→ TASK GOAL: Lines that hold the string "高职高专提前批" are to be counted; give only their number.
- - -
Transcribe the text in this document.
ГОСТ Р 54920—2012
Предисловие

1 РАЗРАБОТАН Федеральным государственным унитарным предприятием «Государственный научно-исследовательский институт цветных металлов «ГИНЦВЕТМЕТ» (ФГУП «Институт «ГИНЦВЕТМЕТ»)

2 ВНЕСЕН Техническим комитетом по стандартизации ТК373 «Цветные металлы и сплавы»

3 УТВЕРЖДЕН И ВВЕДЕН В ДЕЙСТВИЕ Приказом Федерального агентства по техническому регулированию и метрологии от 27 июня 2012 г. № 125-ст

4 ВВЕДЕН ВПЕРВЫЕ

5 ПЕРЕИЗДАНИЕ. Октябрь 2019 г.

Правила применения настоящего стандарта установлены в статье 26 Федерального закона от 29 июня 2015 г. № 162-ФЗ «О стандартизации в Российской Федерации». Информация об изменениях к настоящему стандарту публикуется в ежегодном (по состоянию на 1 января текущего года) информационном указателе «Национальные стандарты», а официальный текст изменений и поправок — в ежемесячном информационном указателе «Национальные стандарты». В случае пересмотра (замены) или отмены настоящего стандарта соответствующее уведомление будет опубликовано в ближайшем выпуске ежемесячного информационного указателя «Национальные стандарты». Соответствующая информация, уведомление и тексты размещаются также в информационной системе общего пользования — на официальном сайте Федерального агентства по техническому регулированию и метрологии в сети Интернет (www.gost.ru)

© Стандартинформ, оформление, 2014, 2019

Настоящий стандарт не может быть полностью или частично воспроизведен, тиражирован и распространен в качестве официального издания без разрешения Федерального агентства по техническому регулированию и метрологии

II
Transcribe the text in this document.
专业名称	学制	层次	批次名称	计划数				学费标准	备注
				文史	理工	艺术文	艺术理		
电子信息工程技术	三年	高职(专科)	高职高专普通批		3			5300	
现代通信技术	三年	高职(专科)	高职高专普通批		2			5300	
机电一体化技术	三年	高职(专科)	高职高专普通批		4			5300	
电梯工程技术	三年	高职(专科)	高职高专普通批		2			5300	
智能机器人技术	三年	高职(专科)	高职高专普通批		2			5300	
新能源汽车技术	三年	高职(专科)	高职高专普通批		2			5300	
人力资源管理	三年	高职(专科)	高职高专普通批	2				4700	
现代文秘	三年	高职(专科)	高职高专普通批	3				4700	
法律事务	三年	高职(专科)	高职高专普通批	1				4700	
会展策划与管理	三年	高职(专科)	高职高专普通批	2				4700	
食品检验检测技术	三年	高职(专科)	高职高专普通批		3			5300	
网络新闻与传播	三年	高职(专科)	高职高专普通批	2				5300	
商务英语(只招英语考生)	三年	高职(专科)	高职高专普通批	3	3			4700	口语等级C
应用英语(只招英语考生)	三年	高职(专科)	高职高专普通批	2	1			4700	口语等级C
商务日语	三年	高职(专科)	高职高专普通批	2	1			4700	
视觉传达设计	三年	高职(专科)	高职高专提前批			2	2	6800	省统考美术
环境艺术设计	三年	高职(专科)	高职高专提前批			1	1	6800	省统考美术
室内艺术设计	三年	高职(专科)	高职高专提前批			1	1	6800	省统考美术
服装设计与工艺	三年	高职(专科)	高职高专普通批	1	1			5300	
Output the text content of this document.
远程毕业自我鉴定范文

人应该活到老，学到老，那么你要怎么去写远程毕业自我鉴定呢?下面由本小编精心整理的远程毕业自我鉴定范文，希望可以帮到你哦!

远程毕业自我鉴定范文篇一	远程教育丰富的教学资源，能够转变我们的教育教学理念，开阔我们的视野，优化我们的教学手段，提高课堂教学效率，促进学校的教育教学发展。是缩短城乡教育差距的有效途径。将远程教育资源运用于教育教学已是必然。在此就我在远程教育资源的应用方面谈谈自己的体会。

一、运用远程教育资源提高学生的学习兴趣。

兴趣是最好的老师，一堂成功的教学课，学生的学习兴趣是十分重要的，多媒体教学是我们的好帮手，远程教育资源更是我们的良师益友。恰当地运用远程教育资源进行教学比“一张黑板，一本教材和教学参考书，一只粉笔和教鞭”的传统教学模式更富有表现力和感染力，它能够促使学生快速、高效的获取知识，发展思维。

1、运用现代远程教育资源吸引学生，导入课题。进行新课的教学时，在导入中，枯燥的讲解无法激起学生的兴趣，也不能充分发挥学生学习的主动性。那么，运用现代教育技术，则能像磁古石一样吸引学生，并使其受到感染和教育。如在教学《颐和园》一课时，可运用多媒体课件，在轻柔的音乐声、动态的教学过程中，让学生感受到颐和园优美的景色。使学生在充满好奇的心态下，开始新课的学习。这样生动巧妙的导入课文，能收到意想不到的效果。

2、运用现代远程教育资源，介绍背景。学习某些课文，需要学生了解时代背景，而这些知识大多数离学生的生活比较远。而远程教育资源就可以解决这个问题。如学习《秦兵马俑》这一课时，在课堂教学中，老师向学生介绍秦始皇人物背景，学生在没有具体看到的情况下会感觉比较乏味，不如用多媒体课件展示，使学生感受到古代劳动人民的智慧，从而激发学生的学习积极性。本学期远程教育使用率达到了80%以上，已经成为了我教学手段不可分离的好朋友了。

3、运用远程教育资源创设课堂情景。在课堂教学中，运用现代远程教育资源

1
- - -
→ RESULT: 3